WHAT THE TASK ASKS => Exactly reproduce all the records, keeping pictures out of the copy.

MATERIAL PROVIDED =>
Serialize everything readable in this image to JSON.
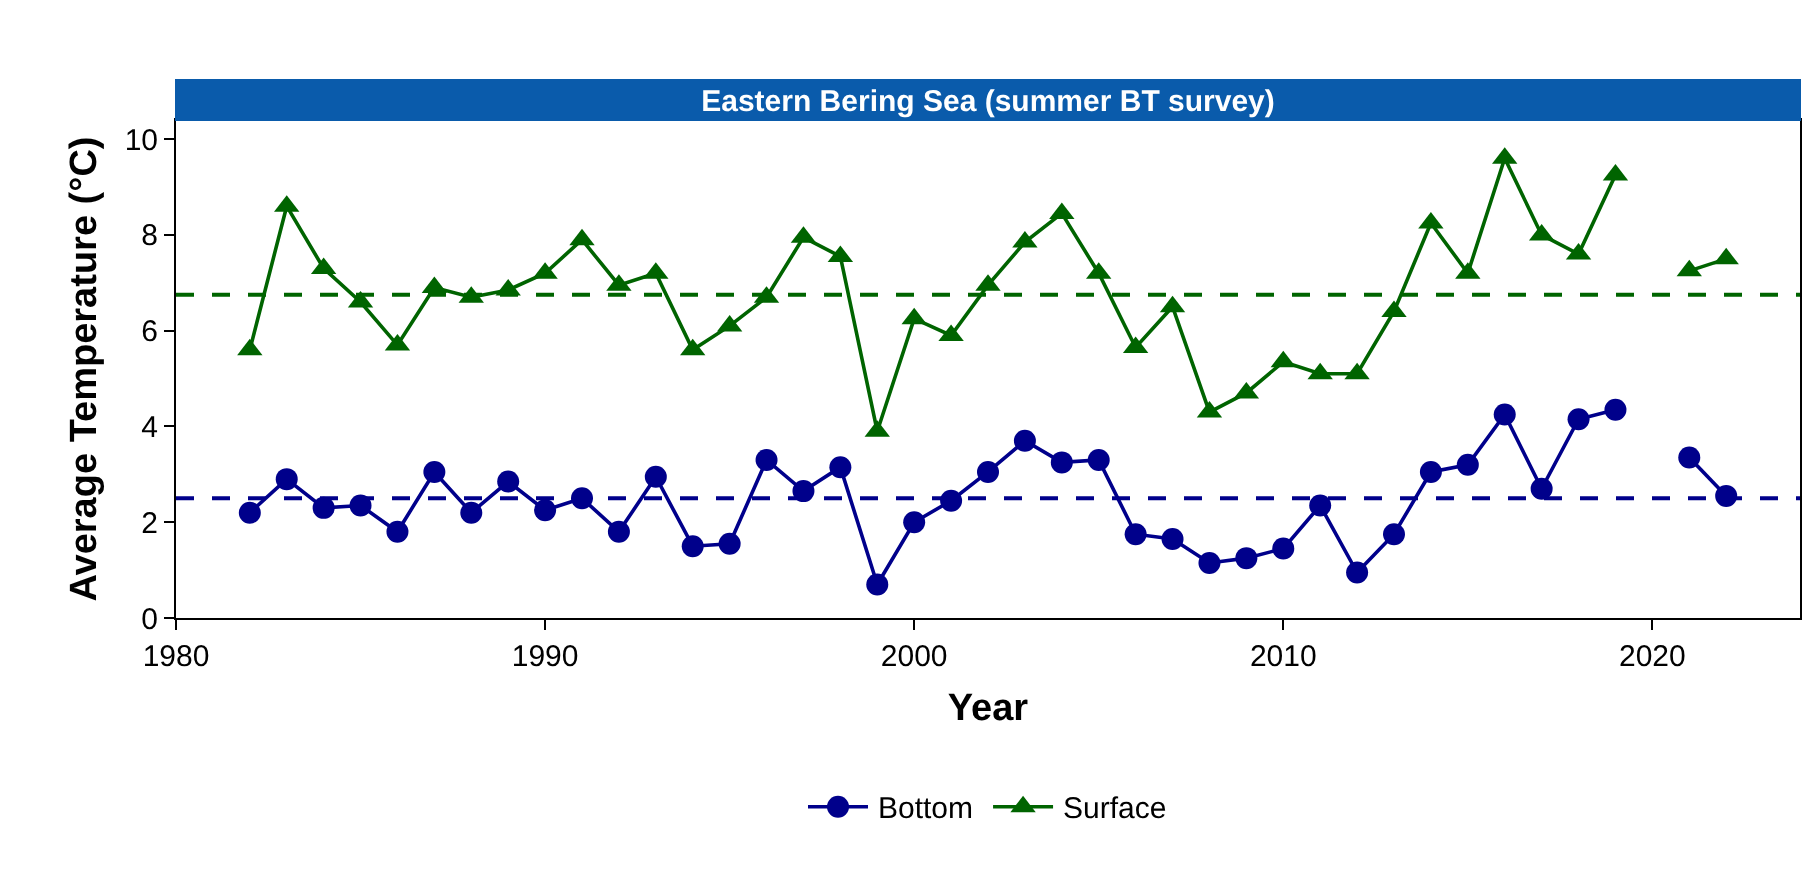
{
  "chart_data": {
    "type": "line",
    "title": "Eastern Bering Sea (summer BT survey)",
    "xlabel": "Year",
    "ylabel": "Average Temperature (°C)",
    "x": [
      1982,
      1983,
      1984,
      1985,
      1986,
      1987,
      1988,
      1989,
      1990,
      1991,
      1992,
      1993,
      1994,
      1995,
      1996,
      1997,
      1998,
      1999,
      2000,
      2001,
      2002,
      2003,
      2004,
      2005,
      2006,
      2007,
      2008,
      2009,
      2010,
      2011,
      2012,
      2013,
      2014,
      2015,
      2016,
      2017,
      2018,
      2019,
      2020,
      2021,
      2022
    ],
    "series": [
      {
        "name": "Bottom",
        "color": "#00008b",
        "marker": "circle",
        "values": [
          2.2,
          2.9,
          2.3,
          2.35,
          1.8,
          3.05,
          2.2,
          2.85,
          2.25,
          2.5,
          1.8,
          2.95,
          1.5,
          1.55,
          3.3,
          2.65,
          3.15,
          0.7,
          2.0,
          2.45,
          3.05,
          3.7,
          3.25,
          3.3,
          1.75,
          1.65,
          1.15,
          1.25,
          1.45,
          2.35,
          0.95,
          1.75,
          3.05,
          3.2,
          4.25,
          2.7,
          4.15,
          4.35,
          null,
          3.35,
          2.55
        ]
      },
      {
        "name": "Surface",
        "color": "#006400",
        "marker": "triangle",
        "values": [
          5.6,
          8.6,
          7.3,
          6.6,
          5.7,
          6.9,
          6.7,
          6.85,
          7.2,
          7.9,
          6.95,
          7.2,
          5.6,
          6.1,
          6.7,
          7.95,
          7.55,
          3.9,
          6.25,
          5.9,
          6.95,
          7.85,
          8.45,
          7.2,
          5.65,
          6.5,
          4.3,
          4.7,
          5.35,
          5.1,
          5.1,
          6.4,
          8.25,
          7.2,
          9.6,
          8.0,
          7.6,
          9.25,
          null,
          7.25,
          7.5
        ]
      }
    ],
    "ref_lines": [
      {
        "axis": "y",
        "value": 2.5,
        "color": "#00008b",
        "line_style": "dashed"
      },
      {
        "axis": "y",
        "value": 6.75,
        "color": "#006400",
        "line_style": "dashed"
      }
    ],
    "xlim": [
      1980,
      2024
    ],
    "xticks": [
      1980,
      1990,
      2000,
      2010,
      2020
    ],
    "ylim": [
      0,
      10.4
    ],
    "yticks": [
      0,
      2,
      4,
      6,
      8,
      10
    ],
    "grid": false,
    "legend": "bottom",
    "line_style": "solid"
  }
}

FULL OUTPUT =>
Serialize everything readable in this image to JSON.
{
  "chart_data": {
    "type": "line",
    "title": "Eastern Bering Sea (summer BT survey)",
    "xlabel": "Year",
    "ylabel": "Average Temperature (°C)",
    "x": [
      1982,
      1983,
      1984,
      1985,
      1986,
      1987,
      1988,
      1989,
      1990,
      1991,
      1992,
      1993,
      1994,
      1995,
      1996,
      1997,
      1998,
      1999,
      2000,
      2001,
      2002,
      2003,
      2004,
      2005,
      2006,
      2007,
      2008,
      2009,
      2010,
      2011,
      2012,
      2013,
      2014,
      2015,
      2016,
      2017,
      2018,
      2019,
      2020,
      2021,
      2022
    ],
    "series": [
      {
        "name": "Bottom",
        "color": "#00008b",
        "marker": "circle",
        "values": [
          2.2,
          2.9,
          2.3,
          2.35,
          1.8,
          3.05,
          2.2,
          2.85,
          2.25,
          2.5,
          1.8,
          2.95,
          1.5,
          1.55,
          3.3,
          2.65,
          3.15,
          0.7,
          2.0,
          2.45,
          3.05,
          3.7,
          3.25,
          3.3,
          1.75,
          1.65,
          1.15,
          1.25,
          1.45,
          2.35,
          0.95,
          1.75,
          3.05,
          3.2,
          4.25,
          2.7,
          4.15,
          4.35,
          null,
          3.35,
          2.55
        ]
      },
      {
        "name": "Surface",
        "color": "#006400",
        "marker": "triangle",
        "values": [
          5.6,
          8.6,
          7.3,
          6.6,
          5.7,
          6.9,
          6.7,
          6.85,
          7.2,
          7.9,
          6.95,
          7.2,
          5.6,
          6.1,
          6.7,
          7.95,
          7.55,
          3.9,
          6.25,
          5.9,
          6.95,
          7.85,
          8.45,
          7.2,
          5.65,
          6.5,
          4.3,
          4.7,
          5.35,
          5.1,
          5.1,
          6.4,
          8.25,
          7.2,
          9.6,
          8.0,
          7.6,
          9.25,
          null,
          7.25,
          7.5
        ]
      }
    ],
    "ref_lines": [
      {
        "axis": "y",
        "value": 2.5,
        "color": "#00008b",
        "line_style": "dashed"
      },
      {
        "axis": "y",
        "value": 6.75,
        "color": "#006400",
        "line_style": "dashed"
      }
    ],
    "xlim": [
      1980,
      2024
    ],
    "xticks": [
      1980,
      1990,
      2000,
      2010,
      2020
    ],
    "ylim": [
      0,
      10.4
    ],
    "yticks": [
      0,
      2,
      4,
      6,
      8,
      10
    ],
    "grid": false,
    "legend": "bottom",
    "line_style": "solid"
  }
}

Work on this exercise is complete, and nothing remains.